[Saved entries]

____

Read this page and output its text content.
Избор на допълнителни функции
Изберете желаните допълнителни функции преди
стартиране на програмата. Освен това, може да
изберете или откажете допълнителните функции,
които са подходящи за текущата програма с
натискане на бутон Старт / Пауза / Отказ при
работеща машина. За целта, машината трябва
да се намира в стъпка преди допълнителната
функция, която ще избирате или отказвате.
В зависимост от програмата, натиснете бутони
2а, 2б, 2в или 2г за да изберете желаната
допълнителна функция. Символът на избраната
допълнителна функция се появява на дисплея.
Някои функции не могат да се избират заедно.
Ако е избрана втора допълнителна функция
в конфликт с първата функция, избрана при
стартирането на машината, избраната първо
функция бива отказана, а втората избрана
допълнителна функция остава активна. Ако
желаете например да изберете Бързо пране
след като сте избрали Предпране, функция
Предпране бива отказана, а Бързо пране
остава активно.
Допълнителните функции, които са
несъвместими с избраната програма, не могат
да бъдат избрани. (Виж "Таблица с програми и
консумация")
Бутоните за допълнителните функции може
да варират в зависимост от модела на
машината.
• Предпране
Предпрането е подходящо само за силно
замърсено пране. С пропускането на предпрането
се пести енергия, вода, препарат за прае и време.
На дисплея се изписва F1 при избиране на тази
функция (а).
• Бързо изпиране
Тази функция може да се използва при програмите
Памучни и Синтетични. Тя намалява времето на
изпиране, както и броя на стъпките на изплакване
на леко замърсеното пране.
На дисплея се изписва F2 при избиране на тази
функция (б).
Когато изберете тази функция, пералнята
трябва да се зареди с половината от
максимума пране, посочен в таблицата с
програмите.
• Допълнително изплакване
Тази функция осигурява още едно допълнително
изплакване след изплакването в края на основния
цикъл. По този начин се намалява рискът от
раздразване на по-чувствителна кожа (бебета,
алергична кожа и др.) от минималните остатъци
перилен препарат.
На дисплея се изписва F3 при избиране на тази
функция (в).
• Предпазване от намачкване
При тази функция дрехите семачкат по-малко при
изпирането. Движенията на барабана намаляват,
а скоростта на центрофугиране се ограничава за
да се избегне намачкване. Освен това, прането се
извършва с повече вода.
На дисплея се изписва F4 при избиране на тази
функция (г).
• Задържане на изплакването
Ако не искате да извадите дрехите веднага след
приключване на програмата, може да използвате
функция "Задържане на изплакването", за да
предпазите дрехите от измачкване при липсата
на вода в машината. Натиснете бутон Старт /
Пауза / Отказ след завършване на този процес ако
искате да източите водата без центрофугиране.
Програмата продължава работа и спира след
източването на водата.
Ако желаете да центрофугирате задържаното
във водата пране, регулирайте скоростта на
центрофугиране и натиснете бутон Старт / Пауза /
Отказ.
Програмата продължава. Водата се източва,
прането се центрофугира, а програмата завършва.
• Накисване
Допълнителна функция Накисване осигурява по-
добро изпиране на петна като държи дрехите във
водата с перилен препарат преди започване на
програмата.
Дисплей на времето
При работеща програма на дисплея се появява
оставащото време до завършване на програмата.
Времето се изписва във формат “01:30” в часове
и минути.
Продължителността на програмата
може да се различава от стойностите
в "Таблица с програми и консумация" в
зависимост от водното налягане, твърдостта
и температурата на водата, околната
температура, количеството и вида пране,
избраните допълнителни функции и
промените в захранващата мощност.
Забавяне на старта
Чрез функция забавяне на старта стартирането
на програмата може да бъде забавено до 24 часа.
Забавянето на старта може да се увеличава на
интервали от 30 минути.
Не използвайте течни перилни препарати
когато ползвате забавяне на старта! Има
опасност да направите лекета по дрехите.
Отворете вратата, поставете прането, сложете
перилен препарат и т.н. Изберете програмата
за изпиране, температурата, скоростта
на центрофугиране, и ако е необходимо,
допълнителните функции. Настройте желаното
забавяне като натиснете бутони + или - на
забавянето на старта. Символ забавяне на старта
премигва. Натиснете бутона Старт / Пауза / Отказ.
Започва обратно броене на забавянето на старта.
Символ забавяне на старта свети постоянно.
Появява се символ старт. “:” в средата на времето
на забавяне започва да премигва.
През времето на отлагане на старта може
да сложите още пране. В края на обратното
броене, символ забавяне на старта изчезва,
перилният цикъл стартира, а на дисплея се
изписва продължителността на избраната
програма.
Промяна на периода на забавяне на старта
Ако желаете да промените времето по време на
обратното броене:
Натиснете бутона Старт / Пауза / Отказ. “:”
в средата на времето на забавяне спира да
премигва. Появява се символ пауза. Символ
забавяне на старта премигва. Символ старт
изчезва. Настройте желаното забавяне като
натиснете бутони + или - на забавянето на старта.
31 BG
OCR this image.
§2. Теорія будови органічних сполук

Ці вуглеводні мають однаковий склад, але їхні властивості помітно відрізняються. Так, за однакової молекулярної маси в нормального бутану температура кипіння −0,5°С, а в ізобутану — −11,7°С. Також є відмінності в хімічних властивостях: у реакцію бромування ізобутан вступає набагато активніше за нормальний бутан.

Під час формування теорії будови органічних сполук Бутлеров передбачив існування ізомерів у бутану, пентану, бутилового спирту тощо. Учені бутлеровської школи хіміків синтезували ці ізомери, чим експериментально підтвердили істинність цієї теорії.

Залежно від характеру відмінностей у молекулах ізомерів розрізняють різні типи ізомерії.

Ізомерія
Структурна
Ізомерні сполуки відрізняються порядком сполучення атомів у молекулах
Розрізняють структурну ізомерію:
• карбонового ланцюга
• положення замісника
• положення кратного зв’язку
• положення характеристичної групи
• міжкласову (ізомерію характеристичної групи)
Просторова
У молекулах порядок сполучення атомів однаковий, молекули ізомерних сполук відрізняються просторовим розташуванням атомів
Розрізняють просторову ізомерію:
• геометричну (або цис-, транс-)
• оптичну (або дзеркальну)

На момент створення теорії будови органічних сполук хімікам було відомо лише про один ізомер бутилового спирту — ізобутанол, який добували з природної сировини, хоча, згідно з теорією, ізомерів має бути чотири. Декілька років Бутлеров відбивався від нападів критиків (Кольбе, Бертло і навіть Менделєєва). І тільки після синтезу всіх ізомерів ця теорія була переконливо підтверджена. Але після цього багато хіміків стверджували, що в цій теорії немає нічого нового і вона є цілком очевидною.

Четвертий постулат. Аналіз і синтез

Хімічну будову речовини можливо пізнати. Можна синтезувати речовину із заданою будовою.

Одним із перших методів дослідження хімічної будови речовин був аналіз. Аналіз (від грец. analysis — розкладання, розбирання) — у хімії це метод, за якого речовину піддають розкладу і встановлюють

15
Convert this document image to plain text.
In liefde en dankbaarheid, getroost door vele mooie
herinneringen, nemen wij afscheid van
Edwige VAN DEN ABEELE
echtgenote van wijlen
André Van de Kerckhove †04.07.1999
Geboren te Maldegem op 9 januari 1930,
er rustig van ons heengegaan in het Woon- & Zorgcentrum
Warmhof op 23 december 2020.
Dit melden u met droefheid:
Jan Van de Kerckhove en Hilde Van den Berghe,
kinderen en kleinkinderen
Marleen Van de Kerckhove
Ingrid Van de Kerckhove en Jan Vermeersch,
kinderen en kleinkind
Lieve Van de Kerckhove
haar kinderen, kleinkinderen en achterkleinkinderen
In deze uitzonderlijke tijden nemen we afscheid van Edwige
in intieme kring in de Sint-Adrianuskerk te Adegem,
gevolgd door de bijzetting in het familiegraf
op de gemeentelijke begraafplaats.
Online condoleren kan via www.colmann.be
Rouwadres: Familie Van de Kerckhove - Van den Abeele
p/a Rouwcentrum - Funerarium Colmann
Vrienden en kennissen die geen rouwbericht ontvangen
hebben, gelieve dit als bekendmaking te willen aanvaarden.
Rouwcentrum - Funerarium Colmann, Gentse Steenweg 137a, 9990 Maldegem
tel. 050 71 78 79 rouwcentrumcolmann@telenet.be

____

Reproduce the material exactly, with every line intact.

Read this page and output its text content.
Избор на допълнителни функции
Изберете желаните допълнителни функции преди
стартиране на програмата. Освен това, може да
изберете или откажете допълнителните функции,
които са подходящи за текущата програма с
натискане на бутон Старт / Пауза / Отказ при
работеща машина. За целта, машината трябва
да се намира в стъпка преди допълнителната
функция, която ще избирате или отказвате.
В зависимост от програмата, натиснете бутони
2а, 2б, 2в или 2г за да изберете желаната
допълнителна функция. Символът на избраната
допълнителна функция се появява на дисплея.
Някои функции не могат да се избират заедно.
Ако е избрана втора допълнителна функция
в конфликт с първата функция, избрана при
стартирането на машината, избраната първо
функция бива отказана, а втората избрана
допълнителна функция остава активна. Ако
желаете например да изберете Бързо пране
след като сте избрали Предпране, функция
Предпране бива отказана, а Бързо пране
остава активно.
Допълнителните функции, които са
несъвместими с избраната програма, не могат
да бъдат избрани. (Виж "Таблица с програми и
консумация")
Бутоните за допълнителните функции може
да варират в зависимост от модела на
машината.
• Предпране
Предпрането е подходящо само за силно
замърсено пране. С пропускането на предпрането
се пести енергия, вода, препарат за прае и време.
На дисплея се изписва F1 при избиране на тази
функция (а).
• Бързо изпиране
Тази функция може да се използва при програмите
Памучни и Синтетични. Тя намалява времето на
изпиране, както и броя на стъпките на изплакване
на леко замърсеното пране.
На дисплея се изписва F2 при избиране на тази
функция (б).
Когато изберете тази функция, пералнята
трябва да се зареди с половината от
максимума пране, посочен в таблицата с
програмите.
• Допълнително изплакване
Тази функция осигурява още едно допълнително
изплакване след изплакването в края на основния
цикъл. По този начин се намалява рискът от
раздразване на по-чувствителна кожа (бебета,
алергична кожа и др.) от минималните остатъци
перилен препарат.
На дисплея се изписва F3 при избиране на тази
функция (в).
• Предпазване от намачкване
При тази функция дрехите семачкат по-малко при
изпирането. Движенията на барабана намаляват,
а скоростта на центрофугиране се ограничава за
да се избегне намачкване. Освен това, прането се
извършва с повече вода.
На дисплея се изписва F4 при избиране на тази
функция (г).
• Задържане на изплакването
Ако не искате да извадите дрехите веднага след
приключване на програмата, може да използвате
функция "Задържане на изплакването", за да
предпазите дрехите от измачкване при липсата
на вода в машината. Натиснете бутон Старт /
Пауза / Отказ след завършване на този процес ако
искате да източите водата без центрофугиране.
Програмата продължава работа и спира след
източването на водата.
Ако желаете да центрофугирате задържаното
във водата пране, регулирайте скоростта на
центрофугиране и натиснете бутон Старт / Пауза /
Отказ.
Програмата продължава. Водата се източва,
прането се центрофугира, а програмата завършва.
• Накисване
Допълнителна функция Накисване осигурява по-
добро изпиране на петна като държи дрехите във
водата с перилен препарат преди започване на
програмата.
Дисплей на времето
При работеща програма на дисплея се появява
оставащото време до завършване на програмата.
Времето се изписва във формат “01:30” в часове
и минути.
Продължителността на програмата
може да се различава от стойностите
в "Таблица с програми и консумация" в
зависимост от водното налягане, твърдостта
и температурата на водата, околната
температура, количеството и вида пране,
избраните допълнителни функции и
промените в захранващата мощност.
Забавяне на старта
Чрез функция забавяне на старта стартирането
на програмата може да бъде забавено до 24 часа.
Забавянето на старта може да се увеличава на
интервали от 30 минути.
Не използвайте течни перилни препарати
когато ползвате забавяне на старта! Има
опасност да направите лекета по дрехите.
Отворете вратата, поставете прането, сложете
перилен препарат и т.н. Изберете програмата
за изпиране, температурата, скоростта
на центрофугиране, и ако е необходимо,
допълнителните функции. Настройте желаното
забавяне като натиснете бутони + или - на
забавянето на старта. Символ забавяне на старта
премигва. Натиснете бутона Старт / Пауза / Отказ.
Започва обратно броене на забавянето на старта.
Символ забавяне на старта свети постоянно.
Появява се символ старт. “:” в средата на времето
на забавяне започва да премигва.
През времето на отлагане на старта може
да сложите още пране. В края на обратното
броене, символ забавяне на старта изчезва,
перилният цикъл стартира, а на дисплея се
изписва продължителността на избраната
програма.
Промяна на периода на забавяне на старта
Ако желаете да промените времето по време на
обратното броене:
Натиснете бутона Старт / Пауза / Отказ. “:”
в средата на времето на забавяне спира да
премигва. Появява се символ пауза. Символ
забавяне на старта премигва. Символ старт
изчезва. Настройте желаното забавяне като
натиснете бутони + или - на забавянето на старта.
31 BG
OCR this image.
§2. Теорія будови органічних сполук

Ці вуглеводні мають однаковий склад, але їхні властивості помітно відрізняються. Так, за однакової молекулярної маси в нормального бутану температура кипіння −0,5°С, а в ізобутану — −11,7°С. Також є відмінності в хімічних властивостях: у реакцію бромування ізобутан вступає набагато активніше за нормальний бутан.

Під час формування теорії будови органічних сполук Бутлеров передбачив існування ізомерів у бутану, пентану, бутилового спирту тощо. Учені бутлеровської школи хіміків синтезували ці ізомери, чим експериментально підтвердили істинність цієї теорії.

Залежно від характеру відмінностей у молекулах ізомерів розрізняють різні типи ізомерії.

Ізомерія
Структурна
Ізомерні сполуки відрізняються порядком сполучення атомів у молекулах
Розрізняють структурну ізомерію:
• карбонового ланцюга
• положення замісника
• положення кратного зв’язку
• положення характеристичної групи
• міжкласову (ізомерію характеристичної групи)
Просторова
У молекулах порядок сполучення атомів однаковий, молекули ізомерних сполук відрізняються просторовим розташуванням атомів
Розрізняють просторову ізомерію:
• геометричну (або цис-, транс-)
• оптичну (або дзеркальну)

На момент створення теорії будови органічних сполук хімікам було відомо лише про один ізомер бутилового спирту — ізобутанол, який добували з природної сировини, хоча, згідно з теорією, ізомерів має бути чотири. Декілька років Бутлеров відбивався від нападів критиків (Кольбе, Бертло і навіть Менделєєва). І тільки після синтезу всіх ізомерів ця теорія була переконливо підтверджена. Але після цього багато хіміків стверджували, що в цій теорії немає нічого нового і вона є цілком очевидною.

Четвертий постулат. Аналіз і синтез

Хімічну будову речовини можливо пізнати. Можна синтезувати речовину із заданою будовою.

Одним із перших методів дослідження хімічної будови речовин був аналіз. Аналіз (від грец. analysis — розкладання, розбирання) — у хімії це метод, за якого речовину піддають розкладу і встановлюють

15
Convert this document image to plain text.
In liefde en dankbaarheid, getroost door vele mooie
herinneringen, nemen wij afscheid van
Edwige VAN DEN ABEELE
echtgenote van wijlen
André Van de Kerckhove †04.07.1999
Geboren te Maldegem op 9 januari 1930,
er rustig van ons heengegaan in het Woon- & Zorgcentrum
Warmhof op 23 december 2020.
Dit melden u met droefheid:
Jan Van de Kerckhove en Hilde Van den Berghe,
kinderen en kleinkinderen
Marleen Van de Kerckhove
Ingrid Van de Kerckhove en Jan Vermeersch,
kinderen en kleinkind
Lieve Van de Kerckhove
haar kinderen, kleinkinderen en achterkleinkinderen
In deze uitzonderlijke tijden nemen we afscheid van Edwige
in intieme kring in de Sint-Adrianuskerk te Adegem,
gevolgd door de bijzetting in het familiegraf
op de gemeentelijke begraafplaats.
Online condoleren kan via www.colmann.be
Rouwadres: Familie Van de Kerckhove - Van den Abeele
p/a Rouwcentrum - Funerarium Colmann
Vrienden en kennissen die geen rouwbericht ontvangen
hebben, gelieve dit als bekendmaking te willen aanvaarden.
Rouwcentrum - Funerarium Colmann, Gentse Steenweg 137a, 9990 Maldegem
tel. 050 71 78 79 rouwcentrumcolmann@telenet.be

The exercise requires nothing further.